Text:

  • Resistant snakes have amino acid changes in the SCN4A gene encoding a skeletal muscle voltage-gated sodium channel protein (Nav1.4). These amino acid changes result in greatly reduced binding by TTX in snakes with resistant genotypes.

  1. Is TTX resistance caused by genetic differences or by the environment? How do we know? Be as specific as possible, using the given information.
  2. We know that resistant snakes have changes in the amino acid sequence of the SCN4A gene and also that exposure to TTX does not induce resistance. These things both suggest that resistance is caused by genetic differences between sensitive and resistant snakes. In addition, the estimates of heritability tell us that resistance is caused by genetic variation and that individuals within populations vary in resistance. Finally, the fact that the heritability values are not 1.0 tells us that the environment must also play some role in resistance.

  3. What might explain why the Tenmile (h2 = 0.8) and Benton (h2 = 0.65) populations have different values of heritability for TTX resistance? Do you think all of the snakes in a single population have the same level of resistance?
  4. Remembering that \(h^2 = V_G/V_P\) and \(V_P = V_G +V_E\), we can say Benton and Tenmile have different heritability values due to genetic differences and environmental differences. For example, they could have different allele frequencies for the SCN4A gene. Or they could have different alleles for the gene! Alternatively, there could be environmental factors present in Tenmile that are absent in Benton that influence a snake’s response to TTX. For example, the availability of extracellular potassium ions is known to influence the degree of paralysis experienced such that snakes without the resistance mutations might fare better in an environment where their diet allowed higher levels of extracellular potassium.

  5. Do you think there is evidence that natural selection is acting (or has acted) on the garter snake populations in terms of resistance to TTX? Explain. (Perhaps discuss the criteria for selection…)
  6. When we want to decide if there is evidence that natural selection could be acting, we need to look for 3 things: (1) there is variation in the phenotype of interest; (2) the phenotypic variation looks to be inherited, there’s a genetic basis for the phenotypic variation; and (3) variation in the phenotype is correlated with fitness (survival and reproduction).

Task list:
(a) Answer these from the garter snake TTX resistance text:
(i) Which gene carries amino acid changes in resistant snakes?
(ii) What heritability value is given for the Tenmile population?
(iii) What does the fact that the heritability values are not 1.0 show?
(b) Please write a continuation of the garter snake TTX resistance text, starting after its last sentence.
The material after this text is separate from it.

Supplied records:
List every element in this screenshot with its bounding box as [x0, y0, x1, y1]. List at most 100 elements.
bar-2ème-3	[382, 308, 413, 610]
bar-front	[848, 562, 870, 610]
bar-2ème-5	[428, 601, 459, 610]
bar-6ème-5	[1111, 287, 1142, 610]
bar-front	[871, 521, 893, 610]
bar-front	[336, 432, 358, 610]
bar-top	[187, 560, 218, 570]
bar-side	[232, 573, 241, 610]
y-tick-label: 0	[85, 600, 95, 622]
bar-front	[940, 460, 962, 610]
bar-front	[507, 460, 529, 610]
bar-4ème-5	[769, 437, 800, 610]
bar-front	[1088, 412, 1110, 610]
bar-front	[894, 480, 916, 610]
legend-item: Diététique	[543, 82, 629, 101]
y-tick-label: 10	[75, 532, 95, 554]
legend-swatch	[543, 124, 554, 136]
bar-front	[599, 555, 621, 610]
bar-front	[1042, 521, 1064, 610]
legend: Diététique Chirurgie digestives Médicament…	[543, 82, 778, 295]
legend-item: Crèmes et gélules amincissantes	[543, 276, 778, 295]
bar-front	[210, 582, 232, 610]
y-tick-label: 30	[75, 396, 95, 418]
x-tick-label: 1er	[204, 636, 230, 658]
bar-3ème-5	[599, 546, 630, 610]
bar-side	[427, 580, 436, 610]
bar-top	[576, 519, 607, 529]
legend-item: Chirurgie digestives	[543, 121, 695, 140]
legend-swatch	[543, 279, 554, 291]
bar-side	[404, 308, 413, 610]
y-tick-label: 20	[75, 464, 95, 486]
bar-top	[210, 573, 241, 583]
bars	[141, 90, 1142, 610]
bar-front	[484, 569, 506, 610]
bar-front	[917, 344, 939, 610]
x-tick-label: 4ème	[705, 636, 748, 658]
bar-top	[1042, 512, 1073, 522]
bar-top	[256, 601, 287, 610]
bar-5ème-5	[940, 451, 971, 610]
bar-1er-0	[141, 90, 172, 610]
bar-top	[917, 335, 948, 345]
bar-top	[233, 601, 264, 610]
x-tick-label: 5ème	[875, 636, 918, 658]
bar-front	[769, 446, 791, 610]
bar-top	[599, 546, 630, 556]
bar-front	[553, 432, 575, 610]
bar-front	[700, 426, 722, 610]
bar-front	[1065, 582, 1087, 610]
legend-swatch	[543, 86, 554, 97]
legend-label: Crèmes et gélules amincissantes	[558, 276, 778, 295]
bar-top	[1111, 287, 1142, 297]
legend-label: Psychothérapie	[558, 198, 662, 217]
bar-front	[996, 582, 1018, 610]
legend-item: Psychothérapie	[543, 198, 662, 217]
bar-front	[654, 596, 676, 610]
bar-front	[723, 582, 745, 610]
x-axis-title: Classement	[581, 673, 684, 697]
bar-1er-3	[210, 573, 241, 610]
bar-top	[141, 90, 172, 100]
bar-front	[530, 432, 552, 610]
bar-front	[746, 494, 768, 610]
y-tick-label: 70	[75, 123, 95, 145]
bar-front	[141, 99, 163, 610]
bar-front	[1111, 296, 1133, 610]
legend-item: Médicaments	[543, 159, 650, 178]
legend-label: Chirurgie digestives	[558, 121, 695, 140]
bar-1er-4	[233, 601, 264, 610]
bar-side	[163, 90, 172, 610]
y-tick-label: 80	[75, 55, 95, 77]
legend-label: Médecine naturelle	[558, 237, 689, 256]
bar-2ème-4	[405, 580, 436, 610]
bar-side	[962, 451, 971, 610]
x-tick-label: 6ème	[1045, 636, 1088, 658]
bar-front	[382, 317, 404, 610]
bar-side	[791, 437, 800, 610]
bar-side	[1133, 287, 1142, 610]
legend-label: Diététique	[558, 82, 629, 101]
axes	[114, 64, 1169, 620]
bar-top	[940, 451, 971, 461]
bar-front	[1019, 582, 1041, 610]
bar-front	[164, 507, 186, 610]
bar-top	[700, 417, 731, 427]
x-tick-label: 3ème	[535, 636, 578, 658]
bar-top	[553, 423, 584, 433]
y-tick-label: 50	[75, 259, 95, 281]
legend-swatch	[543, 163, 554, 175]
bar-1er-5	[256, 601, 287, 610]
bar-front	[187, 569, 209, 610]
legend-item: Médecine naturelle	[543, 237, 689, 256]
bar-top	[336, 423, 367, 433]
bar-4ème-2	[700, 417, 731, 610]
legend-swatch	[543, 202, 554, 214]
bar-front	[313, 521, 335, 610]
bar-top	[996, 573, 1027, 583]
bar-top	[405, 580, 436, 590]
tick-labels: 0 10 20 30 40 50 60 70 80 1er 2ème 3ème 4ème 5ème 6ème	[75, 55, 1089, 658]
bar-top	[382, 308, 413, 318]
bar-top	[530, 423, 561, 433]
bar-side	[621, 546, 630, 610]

Solved tasks:
(a)
(i) The SCN4A gene, which encodes the skeletal muscle voltage-gated sodium channel protein Nav1.4.
(ii) h2 = 0.8.
(iii) That the environment must also play some role in resistance.

(b)
    In this case, (1) our phenotype is TTX resistance and there is variation – we know not all pops have resistance and there is variation within pops since we have estimates of heritability (must have \(V_P\) to get non-zero values). (2) The phenotypic variation appears to be inherited. We know of a related gene (SCN4A) for which resistant snakes have different alleles compared to non-resistant snakes. Even better, we know that the phenotypic variation is inherited because we have pretty high heritability values for the Benton and Tenmile populations. (3) This one is more speculative. We do not seem to have direct evidence that resistant snakes have higher fitness (probably survival) than non-resistant snakes. It seems likely that this would be true but we can’t be certain from this data. If snakes can eat something other than newts, it might not matter whether or not they have resistance so there could not be selection favoring resistance.

    I would conclude that we have pretty good evidence that TTX resistance could be experiencing natural selection with the caveat that we haven’t decisively shown that survival and/or reproduction are related to TTX resistance phenotype.

  7. What do you think would happen to the frequency of resistance in the Tenmile and Benton populations if the toxic newt went extinct? Explain.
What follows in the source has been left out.